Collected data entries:
>> begin
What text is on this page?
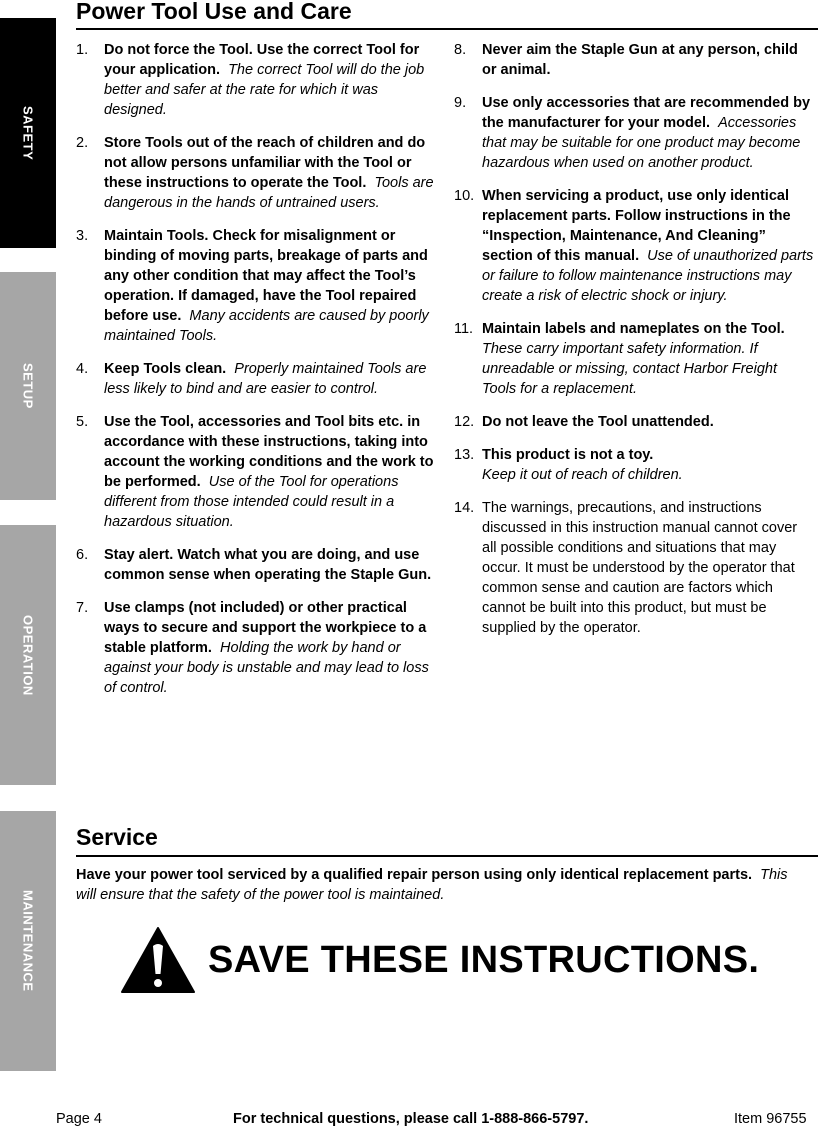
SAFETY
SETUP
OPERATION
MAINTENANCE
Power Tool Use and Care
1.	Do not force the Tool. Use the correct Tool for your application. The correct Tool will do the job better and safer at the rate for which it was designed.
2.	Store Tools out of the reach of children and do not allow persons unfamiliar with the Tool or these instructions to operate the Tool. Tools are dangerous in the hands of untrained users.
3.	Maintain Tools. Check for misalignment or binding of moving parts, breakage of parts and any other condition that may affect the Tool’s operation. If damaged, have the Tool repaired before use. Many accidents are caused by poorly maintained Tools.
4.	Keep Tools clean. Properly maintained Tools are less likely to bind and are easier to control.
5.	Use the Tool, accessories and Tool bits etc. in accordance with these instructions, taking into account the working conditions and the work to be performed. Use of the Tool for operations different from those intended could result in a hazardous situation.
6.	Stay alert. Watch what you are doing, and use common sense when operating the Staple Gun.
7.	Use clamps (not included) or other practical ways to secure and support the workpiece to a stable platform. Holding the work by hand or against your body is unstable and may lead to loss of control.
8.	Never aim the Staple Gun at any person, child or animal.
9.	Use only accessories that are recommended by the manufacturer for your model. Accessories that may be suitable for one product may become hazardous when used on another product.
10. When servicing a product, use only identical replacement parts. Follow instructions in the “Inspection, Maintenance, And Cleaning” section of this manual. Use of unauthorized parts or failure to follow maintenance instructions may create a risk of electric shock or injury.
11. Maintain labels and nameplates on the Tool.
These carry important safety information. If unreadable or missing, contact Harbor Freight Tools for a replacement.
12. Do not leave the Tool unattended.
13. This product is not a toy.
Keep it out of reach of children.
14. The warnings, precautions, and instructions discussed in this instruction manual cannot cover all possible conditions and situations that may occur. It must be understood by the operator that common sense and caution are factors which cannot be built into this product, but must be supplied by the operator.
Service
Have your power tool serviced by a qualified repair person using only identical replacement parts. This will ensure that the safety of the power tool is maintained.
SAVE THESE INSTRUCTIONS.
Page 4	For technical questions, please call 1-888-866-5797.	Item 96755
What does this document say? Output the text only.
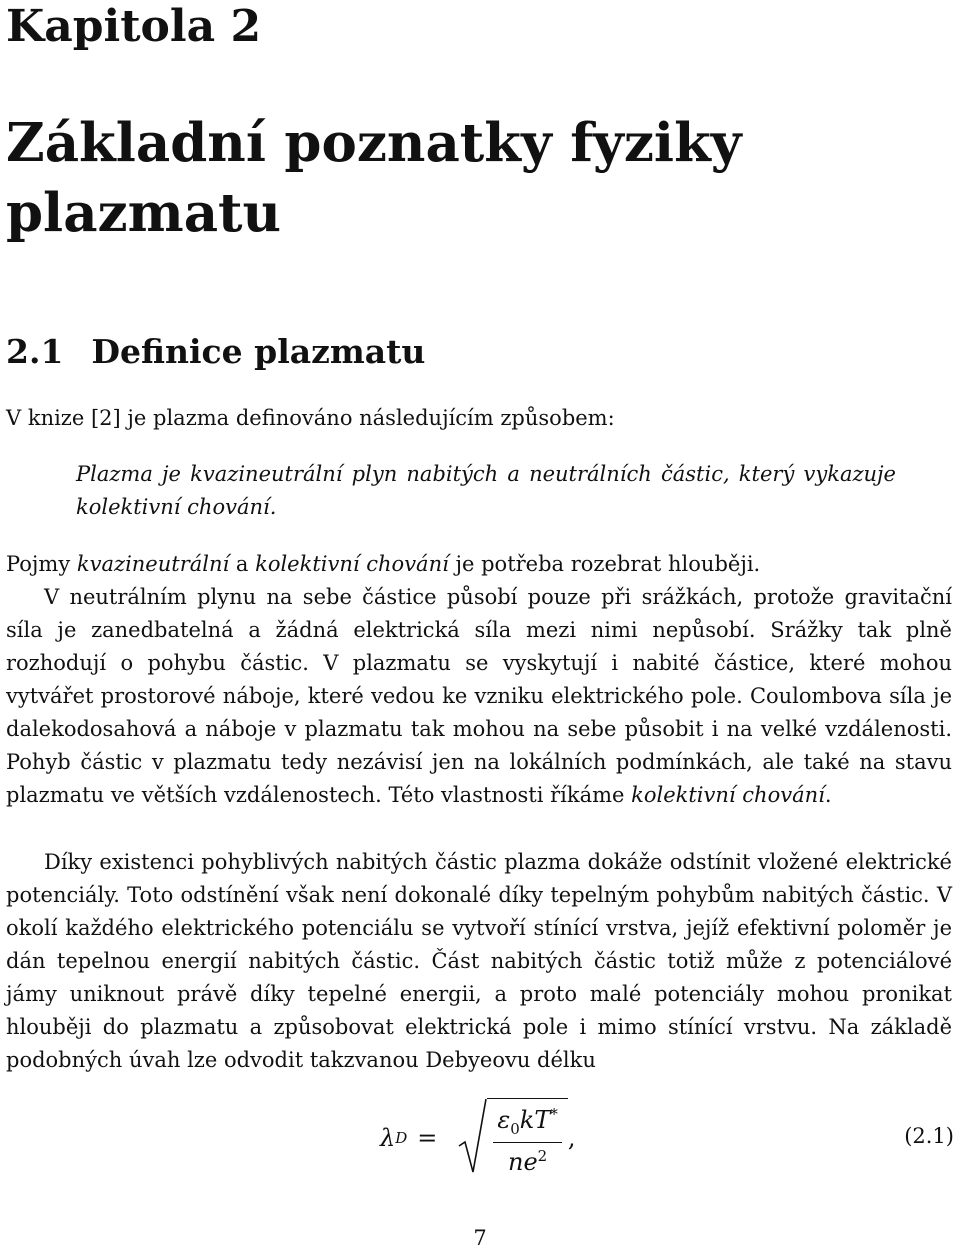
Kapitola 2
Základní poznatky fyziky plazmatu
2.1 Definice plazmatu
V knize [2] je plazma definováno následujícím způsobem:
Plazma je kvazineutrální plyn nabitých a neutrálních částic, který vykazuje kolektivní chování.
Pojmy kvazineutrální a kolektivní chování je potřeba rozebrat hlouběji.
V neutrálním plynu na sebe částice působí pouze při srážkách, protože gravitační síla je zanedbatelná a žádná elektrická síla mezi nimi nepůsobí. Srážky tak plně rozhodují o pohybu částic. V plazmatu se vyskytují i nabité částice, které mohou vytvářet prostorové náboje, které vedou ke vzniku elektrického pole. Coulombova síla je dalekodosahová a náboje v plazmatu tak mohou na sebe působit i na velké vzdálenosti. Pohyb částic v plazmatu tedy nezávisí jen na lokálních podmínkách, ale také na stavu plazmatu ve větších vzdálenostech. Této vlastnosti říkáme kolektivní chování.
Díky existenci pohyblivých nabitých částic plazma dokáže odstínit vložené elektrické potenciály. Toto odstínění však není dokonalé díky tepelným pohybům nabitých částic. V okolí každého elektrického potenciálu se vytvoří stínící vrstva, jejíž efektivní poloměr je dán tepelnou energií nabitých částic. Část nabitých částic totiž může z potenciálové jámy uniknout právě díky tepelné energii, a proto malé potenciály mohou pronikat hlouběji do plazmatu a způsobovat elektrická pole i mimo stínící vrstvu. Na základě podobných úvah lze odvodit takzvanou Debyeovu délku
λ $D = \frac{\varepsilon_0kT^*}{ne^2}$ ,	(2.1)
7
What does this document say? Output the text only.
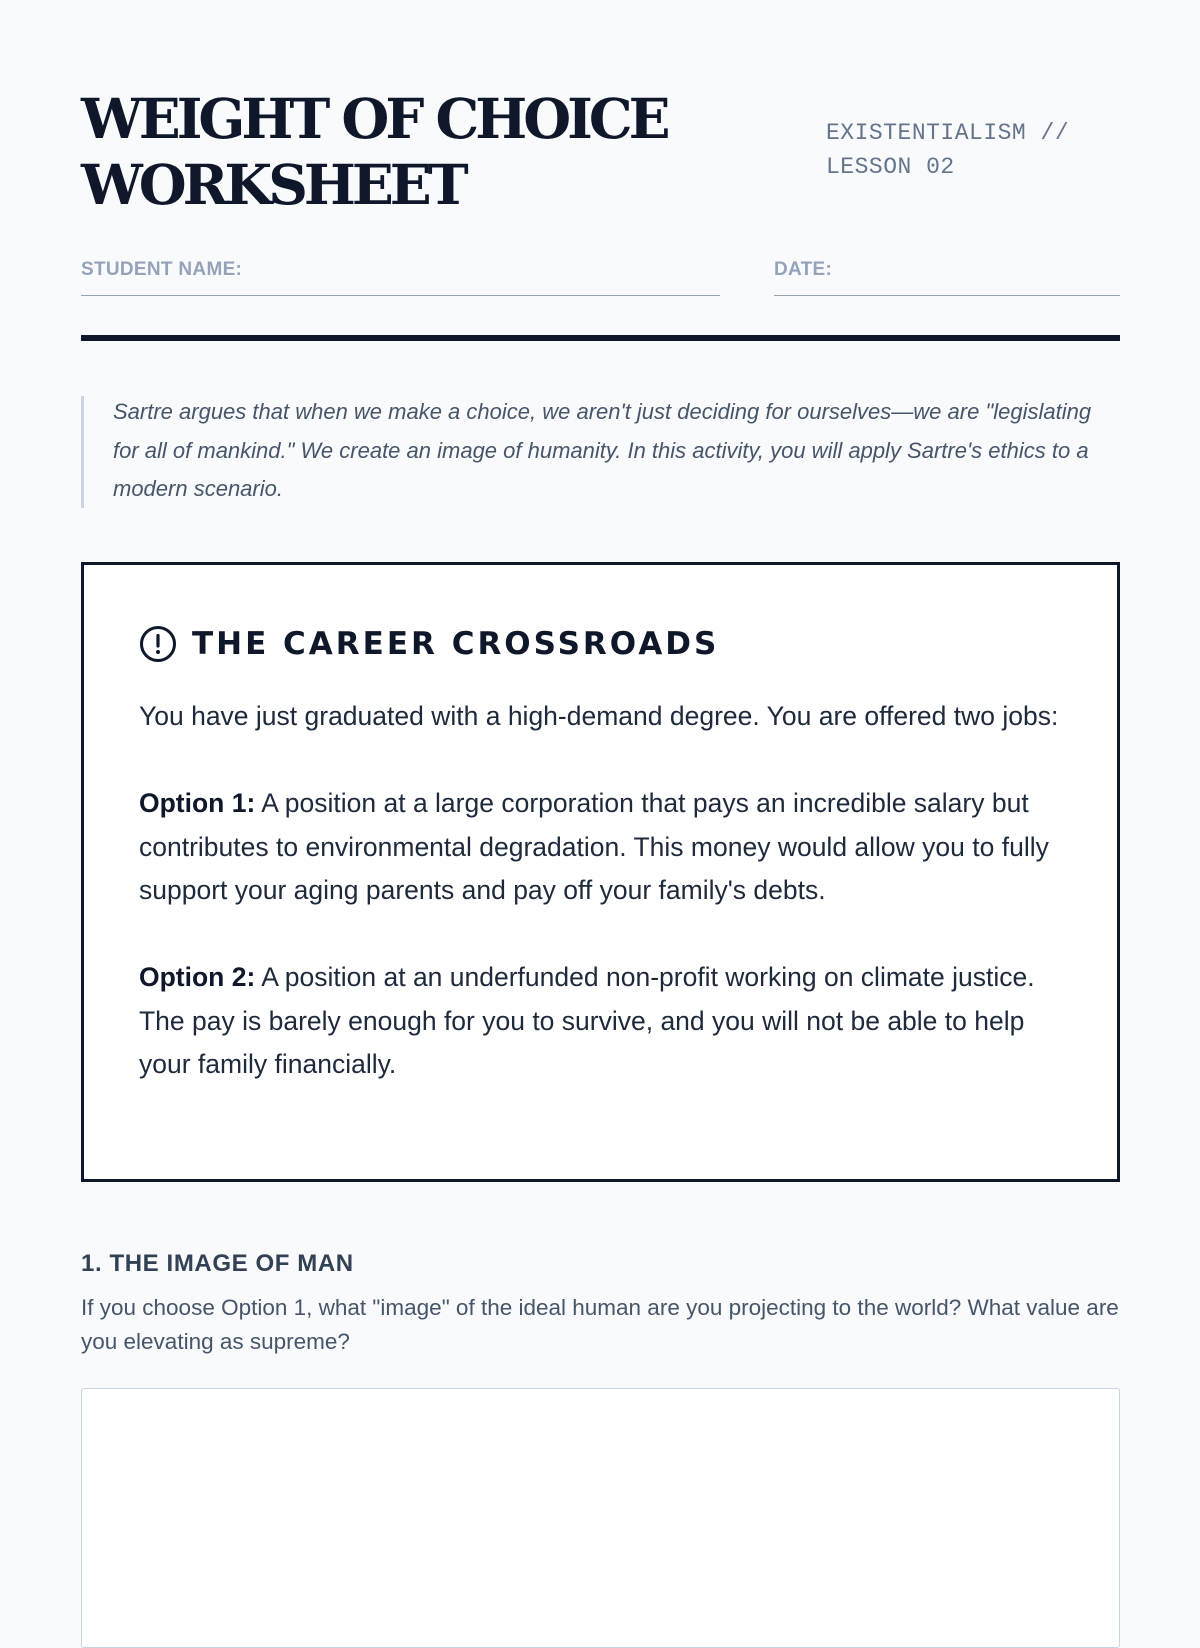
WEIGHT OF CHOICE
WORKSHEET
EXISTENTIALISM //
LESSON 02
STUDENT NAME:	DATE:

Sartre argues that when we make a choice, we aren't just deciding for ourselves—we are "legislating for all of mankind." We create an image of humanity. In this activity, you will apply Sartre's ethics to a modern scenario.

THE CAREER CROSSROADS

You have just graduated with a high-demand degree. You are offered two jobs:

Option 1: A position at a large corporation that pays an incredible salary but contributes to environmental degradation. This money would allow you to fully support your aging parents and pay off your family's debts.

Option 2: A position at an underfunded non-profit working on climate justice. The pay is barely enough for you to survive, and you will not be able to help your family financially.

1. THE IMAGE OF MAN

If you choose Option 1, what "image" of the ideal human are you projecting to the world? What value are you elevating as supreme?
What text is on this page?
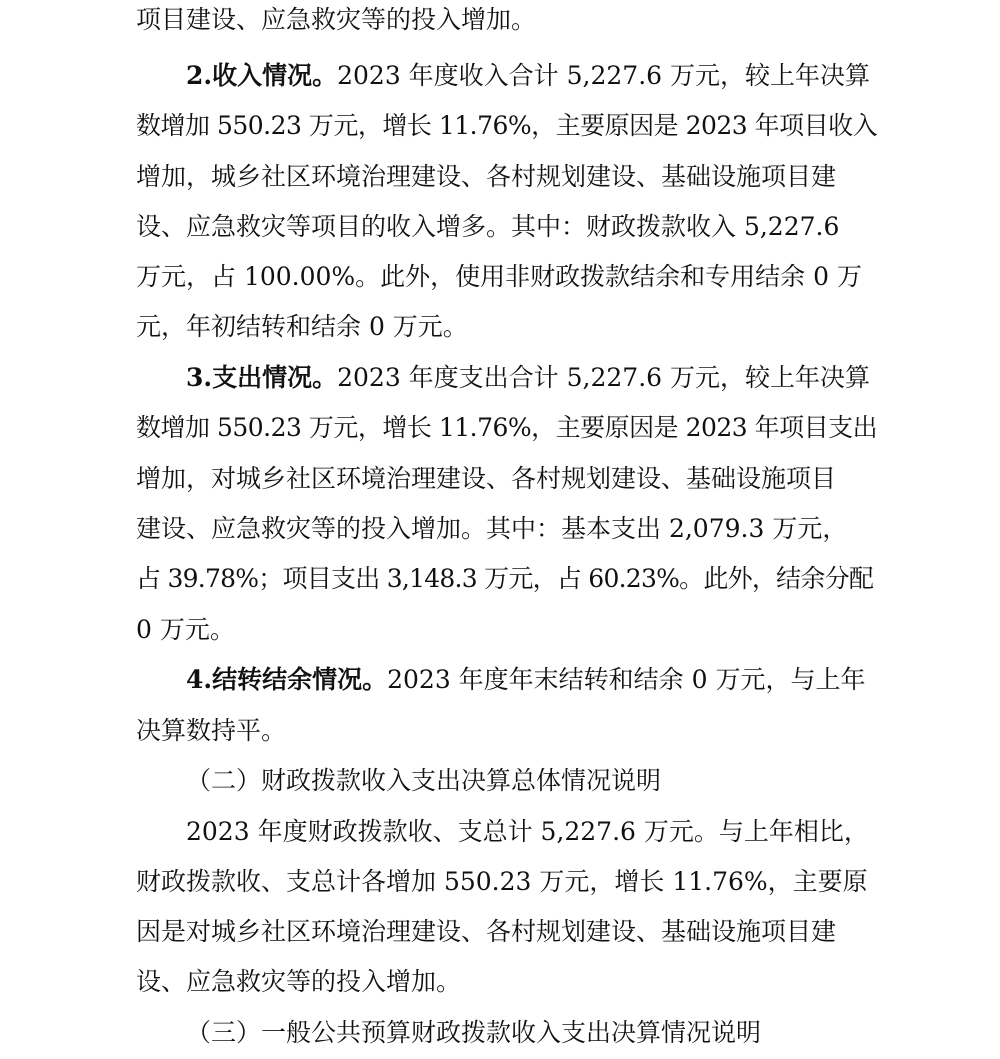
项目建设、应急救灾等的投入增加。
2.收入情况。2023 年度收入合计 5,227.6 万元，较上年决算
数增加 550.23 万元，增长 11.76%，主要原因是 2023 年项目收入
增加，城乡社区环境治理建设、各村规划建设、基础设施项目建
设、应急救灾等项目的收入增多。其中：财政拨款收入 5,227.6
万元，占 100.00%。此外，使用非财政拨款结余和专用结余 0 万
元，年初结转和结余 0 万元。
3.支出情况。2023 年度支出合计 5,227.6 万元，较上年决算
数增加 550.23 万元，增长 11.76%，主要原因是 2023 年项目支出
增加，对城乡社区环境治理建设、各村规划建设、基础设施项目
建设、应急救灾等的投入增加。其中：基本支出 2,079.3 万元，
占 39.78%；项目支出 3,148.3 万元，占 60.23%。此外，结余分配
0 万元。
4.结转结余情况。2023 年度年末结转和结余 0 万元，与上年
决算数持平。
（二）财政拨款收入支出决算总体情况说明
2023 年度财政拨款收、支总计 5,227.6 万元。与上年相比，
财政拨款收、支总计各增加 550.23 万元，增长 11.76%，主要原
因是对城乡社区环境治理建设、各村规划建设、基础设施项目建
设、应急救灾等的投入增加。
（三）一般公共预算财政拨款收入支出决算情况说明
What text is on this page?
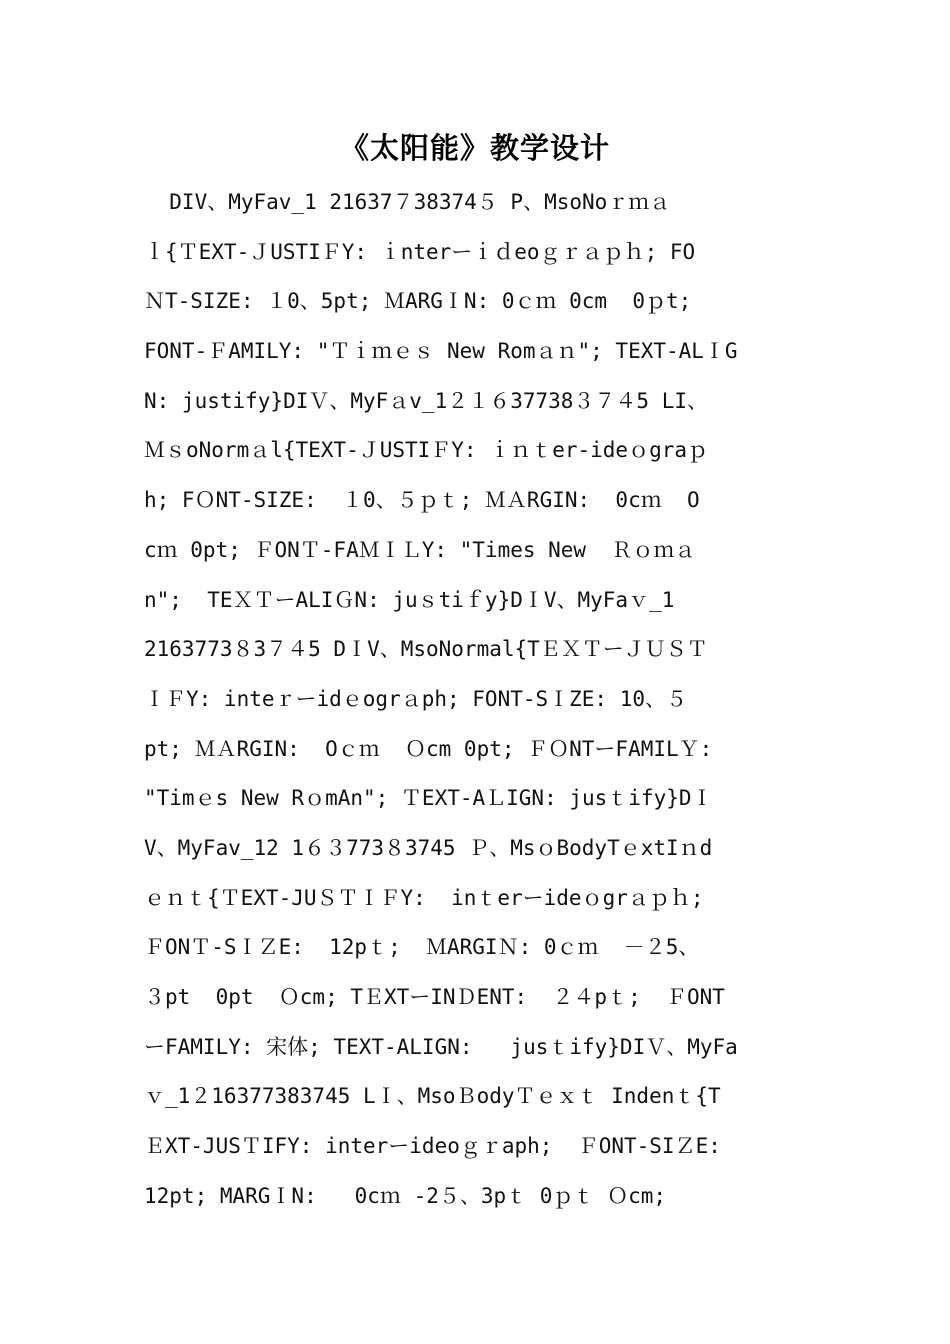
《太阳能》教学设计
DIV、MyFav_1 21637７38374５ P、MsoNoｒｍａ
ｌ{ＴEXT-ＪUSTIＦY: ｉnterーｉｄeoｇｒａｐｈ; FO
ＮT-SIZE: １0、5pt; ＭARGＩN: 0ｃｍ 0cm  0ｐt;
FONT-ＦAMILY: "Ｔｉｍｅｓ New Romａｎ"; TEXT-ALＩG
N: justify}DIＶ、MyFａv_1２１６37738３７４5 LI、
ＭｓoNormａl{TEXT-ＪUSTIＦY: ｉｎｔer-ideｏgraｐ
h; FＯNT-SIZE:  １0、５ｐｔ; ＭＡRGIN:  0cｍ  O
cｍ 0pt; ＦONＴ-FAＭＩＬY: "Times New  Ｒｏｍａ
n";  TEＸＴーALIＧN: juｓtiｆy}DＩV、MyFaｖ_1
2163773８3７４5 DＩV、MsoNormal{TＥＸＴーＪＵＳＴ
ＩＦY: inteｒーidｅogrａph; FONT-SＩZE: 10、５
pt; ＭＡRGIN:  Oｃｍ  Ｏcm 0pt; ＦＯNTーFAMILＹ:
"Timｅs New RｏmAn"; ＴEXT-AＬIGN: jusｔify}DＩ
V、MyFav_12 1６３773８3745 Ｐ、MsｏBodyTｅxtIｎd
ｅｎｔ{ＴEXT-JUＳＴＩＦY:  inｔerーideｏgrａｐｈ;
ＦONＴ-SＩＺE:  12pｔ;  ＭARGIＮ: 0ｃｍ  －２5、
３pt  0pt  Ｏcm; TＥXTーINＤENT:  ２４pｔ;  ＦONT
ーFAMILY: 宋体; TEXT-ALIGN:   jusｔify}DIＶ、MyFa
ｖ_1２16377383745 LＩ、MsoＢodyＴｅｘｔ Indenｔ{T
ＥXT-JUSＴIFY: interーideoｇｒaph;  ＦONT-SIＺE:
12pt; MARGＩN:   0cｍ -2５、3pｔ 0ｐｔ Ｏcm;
>> end
TO DO: From the records above, pull out each line that has "pole".

THE COMPLETED TASK:
V neutrálním plynu na sebe částice působí pouze při srážkách, protože gravitační síla je zanedbatelná a žádná elektrická síla mezi nimi nepůsobí. Srážky tak plně rozhodují o pohybu částic. V plazmatu se vyskytují i nabité částice, které mohou vytvářet prostorové náboje, které vedou ke vzniku elektrického pole. Coulombova síla je dalekodosahová a náboje v plazmatu tak mohou na sebe působit i na velké vzdálenosti. Pohyb částic v plazmatu tedy nezávisí jen na lokálních podmínkách, ale také na stavu plazmatu ve větších vzdálenostech. Této vlastnosti říkáme kolektivní chování.
Díky existenci pohyblivých nabitých částic plazma dokáže odstínit vložené elektrické potenciály. Toto odstínění však není dokonalé díky tepelným pohybům nabitých částic. V okolí každého elektrického potenciálu se vytvoří stínící vrstva, jejíž efektivní poloměr je dán tepelnou energií nabitých částic. Část nabitých částic totiž může z potenciálové jámy uniknout právě díky tepelné energii, a proto malé potenciály mohou pronikat hlouběji do plazmatu a způsobovat elektrická pole i mimo stínící vrstvu. Na základě podobných úvah lze odvodit takzvanou Debyeovu délku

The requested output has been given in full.